◆ **Required task**
Lines containing the string "Encoder" are to be counted. Write only how many there are.
──────
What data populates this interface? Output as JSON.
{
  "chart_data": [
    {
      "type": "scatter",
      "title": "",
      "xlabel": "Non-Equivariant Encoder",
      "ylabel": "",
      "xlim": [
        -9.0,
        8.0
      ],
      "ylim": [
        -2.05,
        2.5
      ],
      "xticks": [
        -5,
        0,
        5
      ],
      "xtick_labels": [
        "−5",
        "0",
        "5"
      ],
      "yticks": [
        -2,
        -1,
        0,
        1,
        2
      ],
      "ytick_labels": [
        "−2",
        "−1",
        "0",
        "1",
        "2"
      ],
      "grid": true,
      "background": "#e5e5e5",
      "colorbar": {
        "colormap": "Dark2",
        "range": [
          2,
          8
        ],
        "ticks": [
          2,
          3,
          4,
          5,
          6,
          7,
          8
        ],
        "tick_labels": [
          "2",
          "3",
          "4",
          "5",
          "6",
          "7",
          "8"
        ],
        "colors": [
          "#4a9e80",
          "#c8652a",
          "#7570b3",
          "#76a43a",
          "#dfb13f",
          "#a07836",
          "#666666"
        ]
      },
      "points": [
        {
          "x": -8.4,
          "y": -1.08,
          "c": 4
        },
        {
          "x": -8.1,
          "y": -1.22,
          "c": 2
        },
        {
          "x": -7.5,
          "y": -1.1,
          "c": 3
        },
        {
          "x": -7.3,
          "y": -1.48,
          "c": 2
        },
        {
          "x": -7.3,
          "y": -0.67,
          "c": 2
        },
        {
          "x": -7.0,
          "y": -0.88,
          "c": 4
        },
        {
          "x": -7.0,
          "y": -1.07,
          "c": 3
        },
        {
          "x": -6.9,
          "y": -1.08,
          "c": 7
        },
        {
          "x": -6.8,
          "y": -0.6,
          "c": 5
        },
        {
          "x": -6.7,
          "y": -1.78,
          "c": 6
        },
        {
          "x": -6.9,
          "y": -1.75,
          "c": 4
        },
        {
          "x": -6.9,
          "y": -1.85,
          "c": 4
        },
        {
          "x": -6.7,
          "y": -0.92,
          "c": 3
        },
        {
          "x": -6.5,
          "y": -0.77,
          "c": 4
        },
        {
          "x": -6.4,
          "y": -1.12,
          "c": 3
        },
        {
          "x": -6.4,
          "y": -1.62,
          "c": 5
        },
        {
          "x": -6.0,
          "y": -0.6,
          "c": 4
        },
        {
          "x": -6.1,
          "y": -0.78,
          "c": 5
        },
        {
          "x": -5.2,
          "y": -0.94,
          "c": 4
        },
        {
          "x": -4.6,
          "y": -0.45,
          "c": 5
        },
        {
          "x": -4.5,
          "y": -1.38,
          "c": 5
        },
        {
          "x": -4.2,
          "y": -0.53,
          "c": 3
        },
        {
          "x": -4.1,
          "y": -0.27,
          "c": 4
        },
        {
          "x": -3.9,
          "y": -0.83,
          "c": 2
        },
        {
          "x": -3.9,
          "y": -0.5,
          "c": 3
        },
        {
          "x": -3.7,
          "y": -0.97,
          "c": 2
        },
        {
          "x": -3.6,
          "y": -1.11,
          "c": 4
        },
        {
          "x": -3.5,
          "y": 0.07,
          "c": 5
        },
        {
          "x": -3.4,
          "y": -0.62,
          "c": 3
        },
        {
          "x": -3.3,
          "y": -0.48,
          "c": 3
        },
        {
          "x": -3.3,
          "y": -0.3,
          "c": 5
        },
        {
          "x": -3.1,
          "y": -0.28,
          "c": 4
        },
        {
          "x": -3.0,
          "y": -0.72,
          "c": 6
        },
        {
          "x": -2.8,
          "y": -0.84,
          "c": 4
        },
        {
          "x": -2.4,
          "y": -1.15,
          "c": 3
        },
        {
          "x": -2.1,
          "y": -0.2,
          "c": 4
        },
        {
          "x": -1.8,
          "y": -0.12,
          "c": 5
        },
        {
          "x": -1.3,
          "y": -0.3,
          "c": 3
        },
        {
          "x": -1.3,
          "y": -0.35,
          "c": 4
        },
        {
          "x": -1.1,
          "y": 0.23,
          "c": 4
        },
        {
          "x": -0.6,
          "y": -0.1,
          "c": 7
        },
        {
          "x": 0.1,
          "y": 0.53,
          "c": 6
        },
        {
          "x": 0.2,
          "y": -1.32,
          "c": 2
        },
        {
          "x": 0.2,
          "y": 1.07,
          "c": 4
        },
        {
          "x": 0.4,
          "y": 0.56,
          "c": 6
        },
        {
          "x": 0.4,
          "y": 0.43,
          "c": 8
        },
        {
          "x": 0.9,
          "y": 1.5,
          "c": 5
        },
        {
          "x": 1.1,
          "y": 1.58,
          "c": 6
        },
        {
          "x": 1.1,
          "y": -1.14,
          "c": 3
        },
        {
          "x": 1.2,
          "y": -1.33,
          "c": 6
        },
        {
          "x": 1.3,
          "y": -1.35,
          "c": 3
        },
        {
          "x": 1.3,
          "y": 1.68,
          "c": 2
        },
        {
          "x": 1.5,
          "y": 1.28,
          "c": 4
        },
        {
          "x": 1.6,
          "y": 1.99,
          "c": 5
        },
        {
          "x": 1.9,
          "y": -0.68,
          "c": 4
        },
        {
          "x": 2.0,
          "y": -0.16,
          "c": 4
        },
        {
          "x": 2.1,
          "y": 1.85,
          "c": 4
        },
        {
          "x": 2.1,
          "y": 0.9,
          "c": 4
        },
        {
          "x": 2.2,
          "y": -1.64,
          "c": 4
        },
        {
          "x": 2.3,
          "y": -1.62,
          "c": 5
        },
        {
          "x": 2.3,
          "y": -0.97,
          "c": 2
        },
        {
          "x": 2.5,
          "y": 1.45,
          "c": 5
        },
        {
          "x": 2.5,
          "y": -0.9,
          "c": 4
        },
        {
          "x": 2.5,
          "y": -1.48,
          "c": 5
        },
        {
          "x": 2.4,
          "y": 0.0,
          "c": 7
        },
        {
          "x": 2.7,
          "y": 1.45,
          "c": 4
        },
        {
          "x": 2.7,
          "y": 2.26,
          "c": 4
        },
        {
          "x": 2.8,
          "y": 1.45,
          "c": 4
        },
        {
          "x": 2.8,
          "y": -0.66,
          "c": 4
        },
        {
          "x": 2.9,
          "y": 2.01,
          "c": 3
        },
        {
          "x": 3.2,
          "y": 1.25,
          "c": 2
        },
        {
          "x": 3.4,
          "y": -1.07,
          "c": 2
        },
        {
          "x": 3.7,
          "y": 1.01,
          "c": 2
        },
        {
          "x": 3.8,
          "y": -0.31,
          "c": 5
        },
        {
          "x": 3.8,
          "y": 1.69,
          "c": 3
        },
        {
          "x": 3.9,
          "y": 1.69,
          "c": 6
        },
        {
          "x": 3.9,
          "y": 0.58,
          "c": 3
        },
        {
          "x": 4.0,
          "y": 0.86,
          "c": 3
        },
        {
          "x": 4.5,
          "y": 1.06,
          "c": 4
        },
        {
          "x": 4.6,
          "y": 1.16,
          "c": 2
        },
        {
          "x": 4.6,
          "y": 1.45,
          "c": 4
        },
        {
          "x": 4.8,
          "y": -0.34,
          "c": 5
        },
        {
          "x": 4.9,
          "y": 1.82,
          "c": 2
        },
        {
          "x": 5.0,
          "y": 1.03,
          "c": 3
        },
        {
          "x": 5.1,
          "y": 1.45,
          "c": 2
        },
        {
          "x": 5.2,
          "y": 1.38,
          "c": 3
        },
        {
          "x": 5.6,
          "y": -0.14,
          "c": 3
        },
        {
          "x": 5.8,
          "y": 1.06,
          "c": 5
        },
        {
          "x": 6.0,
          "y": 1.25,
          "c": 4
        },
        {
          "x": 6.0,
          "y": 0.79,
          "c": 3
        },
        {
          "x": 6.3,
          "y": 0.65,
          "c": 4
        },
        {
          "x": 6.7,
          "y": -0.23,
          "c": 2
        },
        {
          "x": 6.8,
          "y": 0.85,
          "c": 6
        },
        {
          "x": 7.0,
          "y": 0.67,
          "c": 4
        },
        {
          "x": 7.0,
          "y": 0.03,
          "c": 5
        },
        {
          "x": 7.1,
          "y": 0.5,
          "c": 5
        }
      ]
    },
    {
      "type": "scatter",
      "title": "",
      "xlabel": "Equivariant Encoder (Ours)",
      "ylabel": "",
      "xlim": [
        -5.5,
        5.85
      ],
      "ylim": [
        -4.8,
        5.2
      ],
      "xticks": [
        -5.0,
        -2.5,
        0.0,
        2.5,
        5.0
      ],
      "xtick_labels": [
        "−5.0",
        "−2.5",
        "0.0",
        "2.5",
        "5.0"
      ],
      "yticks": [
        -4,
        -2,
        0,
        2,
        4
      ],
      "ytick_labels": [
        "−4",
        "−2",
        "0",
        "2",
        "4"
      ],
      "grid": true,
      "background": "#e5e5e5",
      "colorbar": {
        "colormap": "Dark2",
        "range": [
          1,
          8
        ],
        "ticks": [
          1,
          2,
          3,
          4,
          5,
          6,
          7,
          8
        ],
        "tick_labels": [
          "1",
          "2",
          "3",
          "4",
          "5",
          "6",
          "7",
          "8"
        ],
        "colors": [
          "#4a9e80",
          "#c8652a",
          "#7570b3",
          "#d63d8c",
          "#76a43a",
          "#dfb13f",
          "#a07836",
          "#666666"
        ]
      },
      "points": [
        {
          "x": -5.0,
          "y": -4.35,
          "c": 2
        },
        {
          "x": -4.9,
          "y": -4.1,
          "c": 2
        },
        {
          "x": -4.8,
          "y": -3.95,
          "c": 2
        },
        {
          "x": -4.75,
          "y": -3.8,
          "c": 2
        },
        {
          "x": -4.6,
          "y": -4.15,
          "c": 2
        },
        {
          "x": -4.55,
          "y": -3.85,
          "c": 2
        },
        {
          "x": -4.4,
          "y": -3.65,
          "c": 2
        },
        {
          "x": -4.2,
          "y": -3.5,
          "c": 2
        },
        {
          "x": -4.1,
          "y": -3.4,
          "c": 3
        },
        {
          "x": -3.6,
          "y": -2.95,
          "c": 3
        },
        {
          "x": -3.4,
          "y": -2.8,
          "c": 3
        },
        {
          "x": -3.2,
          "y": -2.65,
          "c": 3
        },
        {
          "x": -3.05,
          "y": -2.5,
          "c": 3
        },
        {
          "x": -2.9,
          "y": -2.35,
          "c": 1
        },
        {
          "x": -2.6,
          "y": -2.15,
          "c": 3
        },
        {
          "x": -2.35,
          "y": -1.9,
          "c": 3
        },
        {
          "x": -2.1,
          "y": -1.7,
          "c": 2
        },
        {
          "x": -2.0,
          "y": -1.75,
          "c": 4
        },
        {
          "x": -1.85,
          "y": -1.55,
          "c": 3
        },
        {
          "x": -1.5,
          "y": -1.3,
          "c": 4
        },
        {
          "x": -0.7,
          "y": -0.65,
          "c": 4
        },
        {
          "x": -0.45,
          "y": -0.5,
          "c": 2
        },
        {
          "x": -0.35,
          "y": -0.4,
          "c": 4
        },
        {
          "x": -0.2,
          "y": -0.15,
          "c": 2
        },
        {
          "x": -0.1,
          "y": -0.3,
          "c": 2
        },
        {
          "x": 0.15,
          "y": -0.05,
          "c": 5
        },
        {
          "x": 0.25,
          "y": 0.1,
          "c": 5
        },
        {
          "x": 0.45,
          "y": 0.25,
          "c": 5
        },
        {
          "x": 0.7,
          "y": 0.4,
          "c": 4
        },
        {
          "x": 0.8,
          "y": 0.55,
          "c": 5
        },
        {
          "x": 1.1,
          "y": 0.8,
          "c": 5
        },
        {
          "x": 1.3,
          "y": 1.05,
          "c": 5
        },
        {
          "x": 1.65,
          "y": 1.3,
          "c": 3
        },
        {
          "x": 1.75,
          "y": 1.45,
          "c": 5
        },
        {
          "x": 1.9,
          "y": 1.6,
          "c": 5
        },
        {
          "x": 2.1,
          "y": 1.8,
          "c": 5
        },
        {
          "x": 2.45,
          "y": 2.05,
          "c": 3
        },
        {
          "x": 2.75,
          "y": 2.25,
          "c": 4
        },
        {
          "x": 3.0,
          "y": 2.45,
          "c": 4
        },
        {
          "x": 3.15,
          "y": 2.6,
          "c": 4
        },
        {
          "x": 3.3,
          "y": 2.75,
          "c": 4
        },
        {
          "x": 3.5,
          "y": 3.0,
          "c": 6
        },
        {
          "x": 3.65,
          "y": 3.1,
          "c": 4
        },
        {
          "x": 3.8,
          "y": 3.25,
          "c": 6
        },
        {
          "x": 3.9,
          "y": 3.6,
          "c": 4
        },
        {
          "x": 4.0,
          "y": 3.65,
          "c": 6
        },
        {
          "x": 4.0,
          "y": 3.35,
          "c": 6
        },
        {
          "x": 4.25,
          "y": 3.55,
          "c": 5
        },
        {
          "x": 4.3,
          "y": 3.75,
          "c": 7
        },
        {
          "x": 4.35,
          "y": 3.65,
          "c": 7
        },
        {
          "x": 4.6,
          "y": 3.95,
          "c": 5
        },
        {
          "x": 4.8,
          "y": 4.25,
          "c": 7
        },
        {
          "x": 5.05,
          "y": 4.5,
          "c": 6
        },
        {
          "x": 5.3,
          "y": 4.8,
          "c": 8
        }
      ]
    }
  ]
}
──────
◆ **Written reply**
2